### GIVEN REQUEST
From the entries below, extract every line that includes the word "marker".

[Data tied to figure images]

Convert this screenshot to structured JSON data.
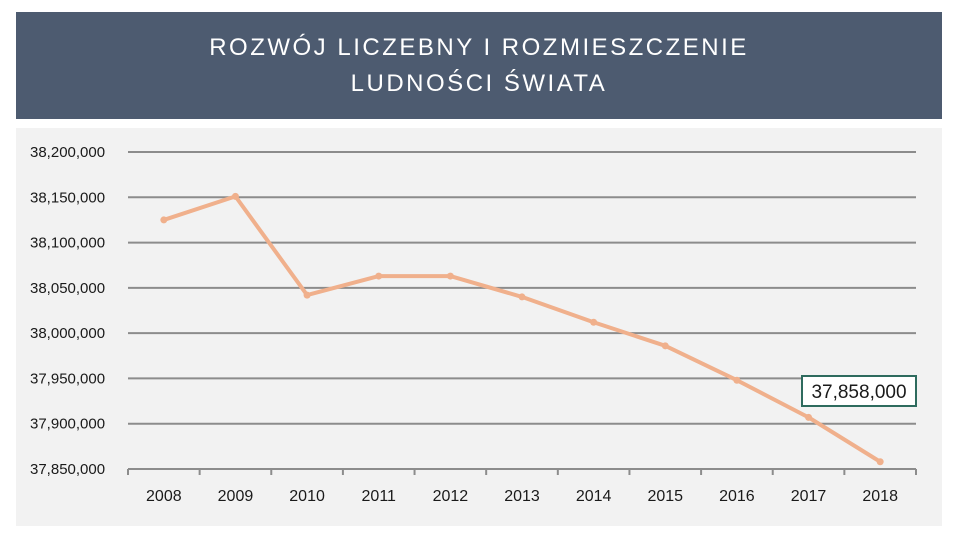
{
  "title": "ROZWÓJ LICZEBNY I ROZMIESZCZENIE LUDNOŚCI ŚWIATA",
  "colors": {
    "header_bg": "#4d5b70",
    "panel_bg": "#f2f2f2",
    "line": "#f0b08c",
    "grid": "#8c8c8c",
    "callout_border": "#2e6b5e"
  },
  "chart_data": {
    "type": "line",
    "title": "",
    "xlabel": "",
    "ylabel": "",
    "categories": [
      "2008",
      "2009",
      "2010",
      "2011",
      "2012",
      "2013",
      "2014",
      "2015",
      "2016",
      "2017",
      "2018"
    ],
    "series": [
      {
        "values": [
          38125000,
          38151000,
          38042000,
          38063000,
          38063000,
          38040000,
          38012000,
          37986000,
          37948000,
          37907000,
          37858000
        ]
      }
    ],
    "ylim": [
      37850000,
      38200000
    ],
    "yticks": [
      37850000,
      37900000,
      37950000,
      38000000,
      38050000,
      38100000,
      38150000,
      38200000
    ],
    "ytick_labels": [
      "37,850,000",
      "37,900,000",
      "37,950,000",
      "38,000,000",
      "38,050,000",
      "38,100,000",
      "38,150,000",
      "38,200,000"
    ],
    "grid": true,
    "legend": "none",
    "annotation": {
      "category": "2018",
      "text": "37,858,000"
    }
  }
}
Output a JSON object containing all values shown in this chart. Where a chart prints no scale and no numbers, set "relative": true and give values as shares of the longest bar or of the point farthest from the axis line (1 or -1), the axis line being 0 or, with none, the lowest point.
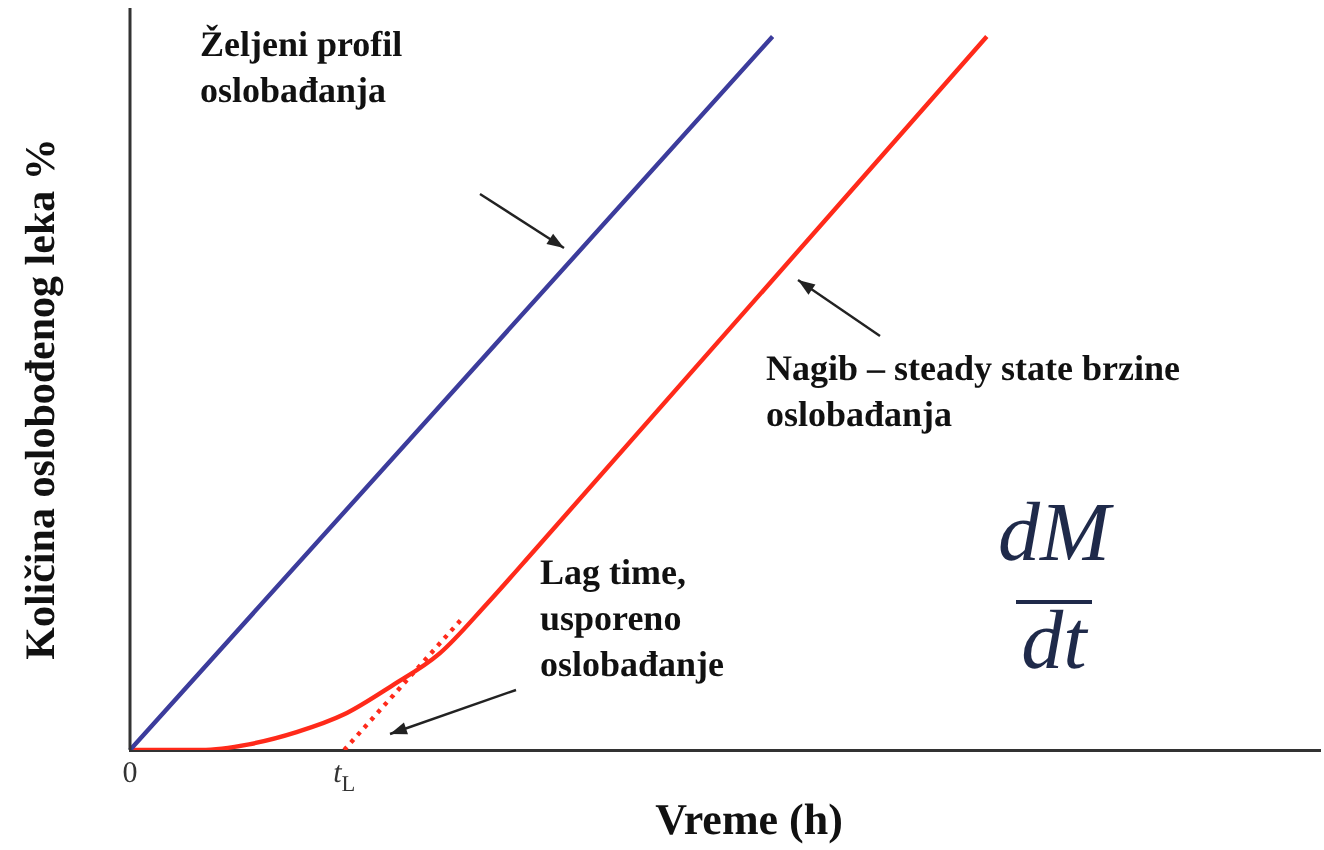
{
  "chart_data": {
    "type": "line",
    "relative": true,
    "xlabel": "Vreme (h)",
    "ylabel": "Količina oslobođenog leka %",
    "categories": [
      "0",
      null,
      null,
      null,
      null,
      null,
      null,
      null,
      null,
      "t$_{L}$",
      null,
      null,
      null,
      null,
      null,
      null,
      null,
      null,
      null,
      null,
      null,
      null,
      null,
      null,
      null,
      null,
      null,
      null,
      null,
      null,
      null,
      null,
      null,
      null,
      null,
      null,
      null,
      null,
      null,
      null,
      null,
      null,
      null,
      null,
      null,
      null,
      null,
      null,
      null,
      null,
      null
    ],
    "series": [
      {
        "color": "#3c3c9c",
        "values": [
          0,
          null,
          null,
          null,
          null,
          null,
          null,
          null,
          null,
          null,
          null,
          null,
          null,
          null,
          null,
          null,
          null,
          null,
          null,
          null,
          null,
          null,
          null,
          null,
          null,
          null,
          null,
          1,
          null,
          null,
          null,
          null,
          null,
          null,
          null,
          null,
          null,
          null,
          null,
          null,
          null,
          null,
          null,
          null,
          null,
          null,
          null,
          null,
          null,
          null,
          null
        ]
      },
      {
        "color": "#ff2a1a",
        "values": [
          0,
          null,
          null,
          0,
          null,
          0.008,
          null,
          0.025,
          null,
          0.05,
          null,
          0.09,
          null,
          0.135,
          null,
          0.205,
          null,
          0.28,
          null,
          null,
          null,
          null,
          null,
          null,
          null,
          null,
          null,
          null,
          null,
          null,
          null,
          null,
          null,
          null,
          null,
          null,
          1,
          null,
          null,
          null,
          null,
          null,
          null,
          null,
          null,
          null,
          null,
          null,
          null,
          null,
          null
        ]
      },
      {
        "color": "#ff2a1a",
        "line_style": "dotted",
        "values": [
          null,
          null,
          null,
          null,
          null,
          null,
          null,
          null,
          null,
          0,
          null,
          null,
          null,
          null,
          0.186,
          null,
          null,
          null,
          null,
          null,
          null,
          null,
          null,
          null,
          null,
          null,
          null,
          null,
          null,
          null,
          null,
          null,
          null,
          null,
          null,
          null,
          null,
          null,
          null,
          null,
          null,
          null,
          null,
          null,
          null,
          null,
          null,
          null,
          null,
          null,
          null
        ]
      }
    ],
    "annotations": [
      "Željeni profil\noslobađanja",
      "Nagib – steady state brzine\noslobađanja",
      "dM",
      "dt",
      "Lag time,\nusporeno\noslobađanje"
    ],
    "grid": false,
    "legend": false,
    "marker": "none"
  }
}
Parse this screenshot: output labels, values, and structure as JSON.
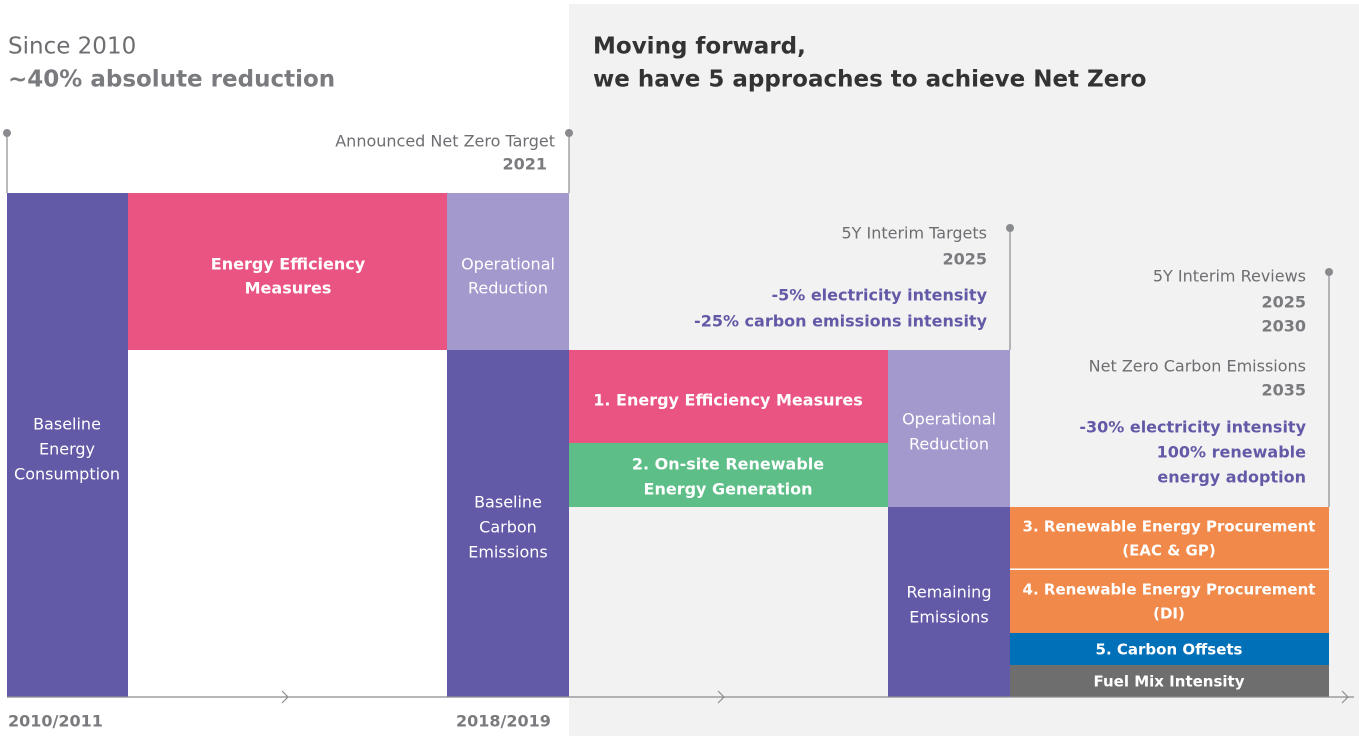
{
  "header": {
    "left_line1": "Since 2010",
    "left_line2": "~40% absolute reduction",
    "right_line1": "Moving forward,",
    "right_line2": "we have 5 approaches to achieve Net Zero"
  },
  "milestones": [
    {
      "title": "Announced Net Zero Target",
      "year": "2021"
    },
    {
      "title": "5Y Interim Targets",
      "year": "2025",
      "targets": [
        "-5% electricity intensity",
        "-25% carbon emissions intensity"
      ]
    },
    {
      "title": "5Y Interim Reviews",
      "years": [
        "2025",
        "2030"
      ],
      "title2": "Net Zero Carbon Emissions",
      "year2": "2035",
      "targets": [
        "-30% electricity intensity",
        "100% renewable",
        "energy adoption"
      ]
    }
  ],
  "blocks": [
    {
      "lines": [
        "Baseline",
        "Energy",
        "Consumption"
      ]
    },
    {
      "lines": [
        "Energy Efficiency",
        "Measures"
      ]
    },
    {
      "lines": [
        "Operational",
        "Reduction"
      ]
    },
    {
      "lines": [
        "Baseline",
        "Carbon",
        "Emissions"
      ]
    },
    {
      "lines": [
        "1. Energy Efficiency Measures"
      ]
    },
    {
      "lines": [
        "2. On-site Renewable",
        "Energy Generation"
      ]
    },
    {
      "lines": [
        "Operational",
        "Reduction"
      ]
    },
    {
      "lines": [
        "Remaining",
        "Emissions"
      ]
    },
    {
      "lines": [
        "3. Renewable Energy Procurement",
        "(EAC & GP)"
      ]
    },
    {
      "lines": [
        "4. Renewable Energy Procurement",
        "(DI)"
      ]
    },
    {
      "lines": [
        "5. Carbon Offsets"
      ]
    },
    {
      "lines": [
        "Fuel Mix Intensity"
      ]
    }
  ],
  "axis_labels": [
    "2010/2011",
    "2018/2019"
  ]
}
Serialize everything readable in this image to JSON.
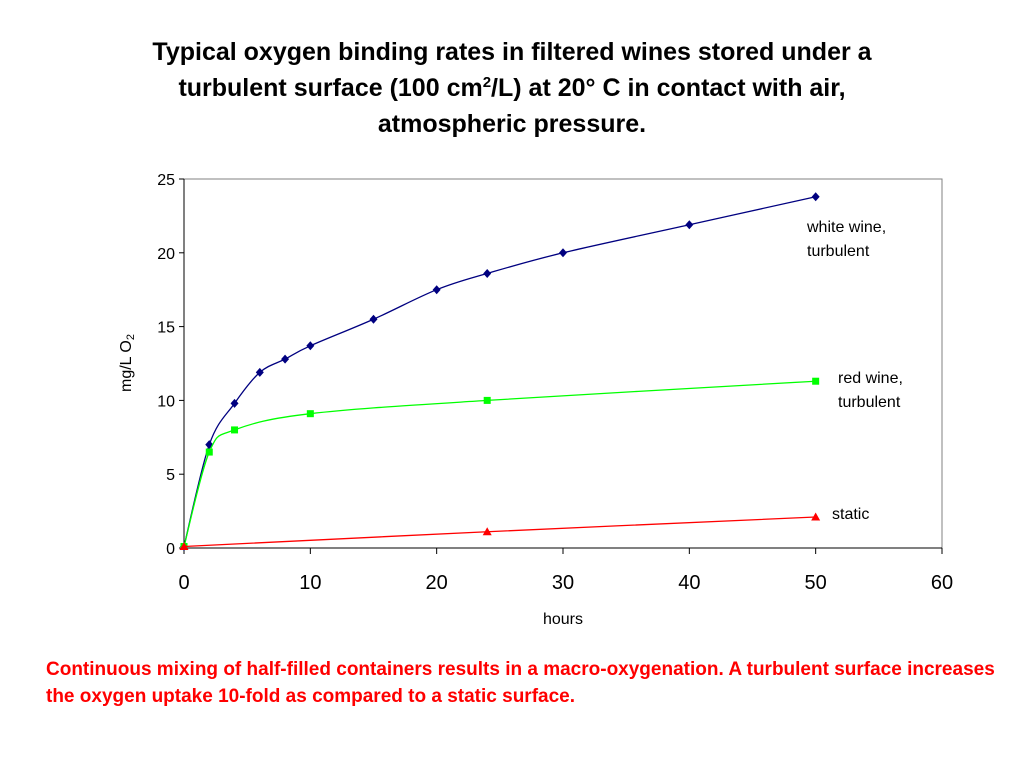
{
  "slide": {
    "title_line1": "Typical oxygen binding rates in filtered wines stored under a",
    "title_line2_pre": "turbulent surface (100 cm",
    "title_line2_sup": "2",
    "title_line2_post": "/L) at 20° C in contact with air,",
    "title_line3": "atmospheric pressure.",
    "caption": "Continuous mixing of half-filled containers results in a macro-oxygenation. A turbulent surface increases the oxygen uptake 10-fold as compared to a static surface."
  },
  "chart_data": {
    "type": "line",
    "xlabel": "hours",
    "ylabel_main": "mg/L O",
    "ylabel_sub": "2",
    "xlim": [
      0,
      60
    ],
    "ylim": [
      0,
      25
    ],
    "xticks": [
      "0",
      "10",
      "20",
      "30",
      "40",
      "50",
      "60"
    ],
    "yticks": [
      "0",
      "5",
      "10",
      "15",
      "20",
      "25"
    ],
    "grid": false,
    "series": [
      {
        "label_line1": "white wine,",
        "label_line2": "turbulent",
        "color": "#000080",
        "marker": "diamond",
        "x": [
          0,
          2,
          4,
          6,
          8,
          10,
          15,
          20,
          24,
          30,
          40,
          50
        ],
        "y": [
          0.1,
          7.0,
          9.8,
          11.9,
          12.8,
          13.7,
          15.5,
          17.5,
          18.6,
          20.0,
          21.9,
          23.8
        ]
      },
      {
        "label_line1": "red wine,",
        "label_line2": "turbulent",
        "color": "#00ff00",
        "marker": "square",
        "x": [
          0,
          2,
          4,
          10,
          24,
          50
        ],
        "y": [
          0.1,
          6.5,
          8.0,
          9.1,
          10.0,
          11.3
        ]
      },
      {
        "label_line1": "static",
        "label_line2": "",
        "color": "#ff0000",
        "marker": "triangle",
        "x": [
          0,
          24,
          50
        ],
        "y": [
          0.1,
          1.1,
          2.1
        ]
      }
    ]
  }
}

### FINISHED EXERCISE
    "marker": "none"
        "marker": "diamond",
        "marker": "square",
        "marker": "triangle",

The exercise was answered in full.